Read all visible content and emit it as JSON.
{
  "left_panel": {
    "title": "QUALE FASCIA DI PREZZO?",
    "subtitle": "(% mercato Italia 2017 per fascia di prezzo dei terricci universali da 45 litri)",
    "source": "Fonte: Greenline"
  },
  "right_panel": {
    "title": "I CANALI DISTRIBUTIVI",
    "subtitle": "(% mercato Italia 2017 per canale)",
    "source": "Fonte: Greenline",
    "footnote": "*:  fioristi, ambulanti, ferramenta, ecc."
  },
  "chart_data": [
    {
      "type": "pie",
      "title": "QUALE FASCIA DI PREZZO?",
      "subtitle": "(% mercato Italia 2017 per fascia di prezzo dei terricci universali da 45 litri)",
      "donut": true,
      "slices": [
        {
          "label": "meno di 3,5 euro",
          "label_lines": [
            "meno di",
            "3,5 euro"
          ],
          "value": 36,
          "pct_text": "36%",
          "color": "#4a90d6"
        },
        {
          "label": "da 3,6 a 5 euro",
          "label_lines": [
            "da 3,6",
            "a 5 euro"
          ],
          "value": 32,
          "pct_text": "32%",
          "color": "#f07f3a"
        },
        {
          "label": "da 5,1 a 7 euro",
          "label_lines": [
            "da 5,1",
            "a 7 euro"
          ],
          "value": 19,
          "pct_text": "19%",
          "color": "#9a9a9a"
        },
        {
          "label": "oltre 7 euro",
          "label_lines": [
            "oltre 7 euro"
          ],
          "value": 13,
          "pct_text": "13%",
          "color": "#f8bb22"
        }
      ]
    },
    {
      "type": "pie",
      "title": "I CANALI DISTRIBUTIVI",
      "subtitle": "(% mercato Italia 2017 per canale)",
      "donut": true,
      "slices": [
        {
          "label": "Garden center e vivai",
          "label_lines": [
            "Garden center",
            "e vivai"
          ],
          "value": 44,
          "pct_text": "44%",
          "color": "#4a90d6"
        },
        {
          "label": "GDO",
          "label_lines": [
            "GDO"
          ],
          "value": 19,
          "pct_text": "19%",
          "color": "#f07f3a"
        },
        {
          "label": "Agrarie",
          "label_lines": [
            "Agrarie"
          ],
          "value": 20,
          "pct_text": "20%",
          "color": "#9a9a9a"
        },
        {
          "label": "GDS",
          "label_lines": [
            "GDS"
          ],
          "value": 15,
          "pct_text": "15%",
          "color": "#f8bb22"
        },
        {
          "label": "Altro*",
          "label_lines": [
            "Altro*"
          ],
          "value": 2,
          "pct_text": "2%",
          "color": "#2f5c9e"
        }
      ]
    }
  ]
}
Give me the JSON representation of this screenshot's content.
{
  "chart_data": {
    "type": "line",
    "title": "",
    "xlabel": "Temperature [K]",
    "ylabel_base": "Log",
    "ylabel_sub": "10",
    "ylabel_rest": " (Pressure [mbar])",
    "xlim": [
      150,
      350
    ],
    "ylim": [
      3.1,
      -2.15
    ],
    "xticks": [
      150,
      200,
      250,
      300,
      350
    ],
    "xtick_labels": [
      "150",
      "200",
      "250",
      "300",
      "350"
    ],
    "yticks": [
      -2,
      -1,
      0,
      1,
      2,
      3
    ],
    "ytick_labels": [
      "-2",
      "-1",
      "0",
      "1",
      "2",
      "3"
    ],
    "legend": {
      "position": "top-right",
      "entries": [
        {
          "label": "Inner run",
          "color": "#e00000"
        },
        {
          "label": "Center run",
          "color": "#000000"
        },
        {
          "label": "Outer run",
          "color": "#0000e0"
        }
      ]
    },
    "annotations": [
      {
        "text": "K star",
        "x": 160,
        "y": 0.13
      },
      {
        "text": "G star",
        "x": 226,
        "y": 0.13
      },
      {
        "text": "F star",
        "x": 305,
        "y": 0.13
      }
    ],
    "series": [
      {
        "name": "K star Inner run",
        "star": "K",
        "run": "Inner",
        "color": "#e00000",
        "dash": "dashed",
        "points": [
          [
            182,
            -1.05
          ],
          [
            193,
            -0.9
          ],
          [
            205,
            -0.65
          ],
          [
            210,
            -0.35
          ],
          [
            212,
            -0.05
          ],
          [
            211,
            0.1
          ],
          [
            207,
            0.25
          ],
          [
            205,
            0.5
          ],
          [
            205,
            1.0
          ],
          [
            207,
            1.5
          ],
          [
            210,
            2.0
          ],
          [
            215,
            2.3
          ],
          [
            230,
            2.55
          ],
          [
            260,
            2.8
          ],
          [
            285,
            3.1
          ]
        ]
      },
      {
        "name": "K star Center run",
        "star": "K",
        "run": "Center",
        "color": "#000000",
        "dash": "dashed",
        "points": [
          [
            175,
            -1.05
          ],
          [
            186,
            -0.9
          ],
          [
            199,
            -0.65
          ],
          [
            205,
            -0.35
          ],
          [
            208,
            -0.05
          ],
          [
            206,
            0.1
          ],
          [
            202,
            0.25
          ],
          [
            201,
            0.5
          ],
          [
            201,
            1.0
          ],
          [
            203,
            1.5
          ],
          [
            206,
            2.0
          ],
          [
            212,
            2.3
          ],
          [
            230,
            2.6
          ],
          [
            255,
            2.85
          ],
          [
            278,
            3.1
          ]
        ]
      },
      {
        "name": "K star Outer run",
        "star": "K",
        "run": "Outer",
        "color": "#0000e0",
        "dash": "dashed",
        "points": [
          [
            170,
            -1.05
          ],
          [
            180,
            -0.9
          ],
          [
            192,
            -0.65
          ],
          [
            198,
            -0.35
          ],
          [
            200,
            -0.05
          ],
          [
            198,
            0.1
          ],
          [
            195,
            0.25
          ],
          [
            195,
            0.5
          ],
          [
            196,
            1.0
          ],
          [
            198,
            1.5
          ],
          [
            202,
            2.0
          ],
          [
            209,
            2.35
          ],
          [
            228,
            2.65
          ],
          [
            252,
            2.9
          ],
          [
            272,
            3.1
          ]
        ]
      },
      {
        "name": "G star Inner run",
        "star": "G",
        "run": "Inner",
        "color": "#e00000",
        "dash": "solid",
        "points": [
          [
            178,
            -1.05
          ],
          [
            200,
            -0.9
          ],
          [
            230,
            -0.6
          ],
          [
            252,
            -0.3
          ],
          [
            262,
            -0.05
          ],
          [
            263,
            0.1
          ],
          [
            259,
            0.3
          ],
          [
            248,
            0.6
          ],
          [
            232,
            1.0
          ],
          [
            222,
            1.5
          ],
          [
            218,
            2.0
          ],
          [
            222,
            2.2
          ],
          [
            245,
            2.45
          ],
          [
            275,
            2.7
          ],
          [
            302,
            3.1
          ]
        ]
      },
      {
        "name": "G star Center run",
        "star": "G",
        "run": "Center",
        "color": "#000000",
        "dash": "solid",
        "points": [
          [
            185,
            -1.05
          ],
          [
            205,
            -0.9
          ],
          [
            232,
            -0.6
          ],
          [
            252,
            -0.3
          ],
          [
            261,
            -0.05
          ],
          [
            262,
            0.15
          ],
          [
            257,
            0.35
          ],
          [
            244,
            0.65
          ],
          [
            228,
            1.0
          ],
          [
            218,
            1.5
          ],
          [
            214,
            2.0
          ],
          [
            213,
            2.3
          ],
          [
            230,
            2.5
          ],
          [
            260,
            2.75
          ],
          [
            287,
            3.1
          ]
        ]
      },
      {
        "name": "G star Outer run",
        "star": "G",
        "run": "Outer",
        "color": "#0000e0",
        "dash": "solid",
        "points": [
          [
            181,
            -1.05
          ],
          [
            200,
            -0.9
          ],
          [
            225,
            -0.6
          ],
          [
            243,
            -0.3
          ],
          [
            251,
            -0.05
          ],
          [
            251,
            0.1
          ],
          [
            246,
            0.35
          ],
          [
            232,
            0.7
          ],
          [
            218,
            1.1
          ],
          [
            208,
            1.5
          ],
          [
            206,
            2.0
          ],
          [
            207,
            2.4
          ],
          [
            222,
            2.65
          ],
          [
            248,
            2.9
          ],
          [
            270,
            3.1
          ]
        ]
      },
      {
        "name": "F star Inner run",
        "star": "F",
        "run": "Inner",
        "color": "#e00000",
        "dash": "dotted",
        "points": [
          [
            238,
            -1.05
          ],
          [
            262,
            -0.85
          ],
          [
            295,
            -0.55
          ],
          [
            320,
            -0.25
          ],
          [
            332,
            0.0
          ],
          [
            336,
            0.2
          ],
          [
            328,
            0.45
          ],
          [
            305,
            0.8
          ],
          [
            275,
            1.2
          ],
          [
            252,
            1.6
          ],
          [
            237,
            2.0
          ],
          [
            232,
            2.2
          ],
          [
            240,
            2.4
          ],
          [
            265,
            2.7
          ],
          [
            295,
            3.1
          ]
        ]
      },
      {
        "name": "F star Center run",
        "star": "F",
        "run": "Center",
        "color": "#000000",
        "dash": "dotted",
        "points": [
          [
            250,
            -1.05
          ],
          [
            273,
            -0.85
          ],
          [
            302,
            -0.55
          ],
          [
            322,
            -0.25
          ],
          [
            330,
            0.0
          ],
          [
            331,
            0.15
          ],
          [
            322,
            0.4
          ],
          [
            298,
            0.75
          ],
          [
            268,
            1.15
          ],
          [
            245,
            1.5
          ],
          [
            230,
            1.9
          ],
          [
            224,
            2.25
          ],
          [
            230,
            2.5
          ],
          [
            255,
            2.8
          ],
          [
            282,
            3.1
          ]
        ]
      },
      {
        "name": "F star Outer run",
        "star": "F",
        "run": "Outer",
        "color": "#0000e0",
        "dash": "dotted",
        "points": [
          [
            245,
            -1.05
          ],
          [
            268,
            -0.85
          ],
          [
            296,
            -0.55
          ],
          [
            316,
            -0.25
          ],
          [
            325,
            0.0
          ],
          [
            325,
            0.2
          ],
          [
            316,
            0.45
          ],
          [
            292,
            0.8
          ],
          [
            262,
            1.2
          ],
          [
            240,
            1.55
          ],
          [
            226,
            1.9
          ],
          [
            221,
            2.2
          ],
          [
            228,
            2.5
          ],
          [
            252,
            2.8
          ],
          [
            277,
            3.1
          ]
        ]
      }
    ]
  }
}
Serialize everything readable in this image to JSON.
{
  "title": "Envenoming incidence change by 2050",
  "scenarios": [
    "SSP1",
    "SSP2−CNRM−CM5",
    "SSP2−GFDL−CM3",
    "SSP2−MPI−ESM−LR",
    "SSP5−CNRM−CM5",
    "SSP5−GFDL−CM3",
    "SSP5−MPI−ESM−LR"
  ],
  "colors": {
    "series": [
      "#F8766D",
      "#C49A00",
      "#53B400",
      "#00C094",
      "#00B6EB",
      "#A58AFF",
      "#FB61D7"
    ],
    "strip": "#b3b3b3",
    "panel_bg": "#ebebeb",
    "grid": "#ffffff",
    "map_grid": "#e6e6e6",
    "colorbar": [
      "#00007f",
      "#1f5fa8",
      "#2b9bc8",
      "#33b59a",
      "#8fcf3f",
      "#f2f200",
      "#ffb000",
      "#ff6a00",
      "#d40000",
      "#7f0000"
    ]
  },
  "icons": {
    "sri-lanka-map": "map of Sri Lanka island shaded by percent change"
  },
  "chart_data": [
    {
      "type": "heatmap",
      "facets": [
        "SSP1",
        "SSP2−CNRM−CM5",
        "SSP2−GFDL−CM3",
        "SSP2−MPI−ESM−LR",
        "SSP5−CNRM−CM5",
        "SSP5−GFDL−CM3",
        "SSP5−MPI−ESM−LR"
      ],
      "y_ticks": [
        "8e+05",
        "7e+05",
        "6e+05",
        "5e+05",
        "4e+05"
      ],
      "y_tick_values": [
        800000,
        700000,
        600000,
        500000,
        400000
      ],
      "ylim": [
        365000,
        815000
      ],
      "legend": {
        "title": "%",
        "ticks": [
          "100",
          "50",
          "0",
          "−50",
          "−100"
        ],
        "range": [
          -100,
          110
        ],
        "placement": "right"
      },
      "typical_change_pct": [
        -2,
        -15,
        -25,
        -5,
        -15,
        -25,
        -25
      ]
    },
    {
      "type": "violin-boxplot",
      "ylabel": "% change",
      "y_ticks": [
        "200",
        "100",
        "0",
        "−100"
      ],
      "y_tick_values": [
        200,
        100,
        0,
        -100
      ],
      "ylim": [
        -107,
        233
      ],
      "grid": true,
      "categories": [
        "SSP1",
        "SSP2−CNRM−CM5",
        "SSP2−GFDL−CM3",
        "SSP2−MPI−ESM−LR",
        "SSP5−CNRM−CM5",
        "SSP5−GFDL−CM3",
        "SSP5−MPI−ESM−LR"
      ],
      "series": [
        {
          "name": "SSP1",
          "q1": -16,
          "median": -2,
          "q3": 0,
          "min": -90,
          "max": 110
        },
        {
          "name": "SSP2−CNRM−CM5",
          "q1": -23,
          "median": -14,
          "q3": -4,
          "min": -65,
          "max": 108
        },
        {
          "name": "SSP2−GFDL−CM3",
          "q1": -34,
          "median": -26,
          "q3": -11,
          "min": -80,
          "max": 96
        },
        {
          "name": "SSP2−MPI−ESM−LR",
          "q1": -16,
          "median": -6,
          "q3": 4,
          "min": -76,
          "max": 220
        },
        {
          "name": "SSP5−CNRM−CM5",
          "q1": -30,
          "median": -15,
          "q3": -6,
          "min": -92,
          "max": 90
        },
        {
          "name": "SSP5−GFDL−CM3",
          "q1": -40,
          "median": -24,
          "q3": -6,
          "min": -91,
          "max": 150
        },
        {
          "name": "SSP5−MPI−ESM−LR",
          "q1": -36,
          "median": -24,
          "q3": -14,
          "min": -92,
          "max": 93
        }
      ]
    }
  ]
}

═══

* Instructions to follow *
Reproduce each line of the material containing the word "type".

* Expected output *
      "type": "pie",
      "type": "pie",
    "type": "line",
      "type": "heatmap",
      "type": "violin-boxplot",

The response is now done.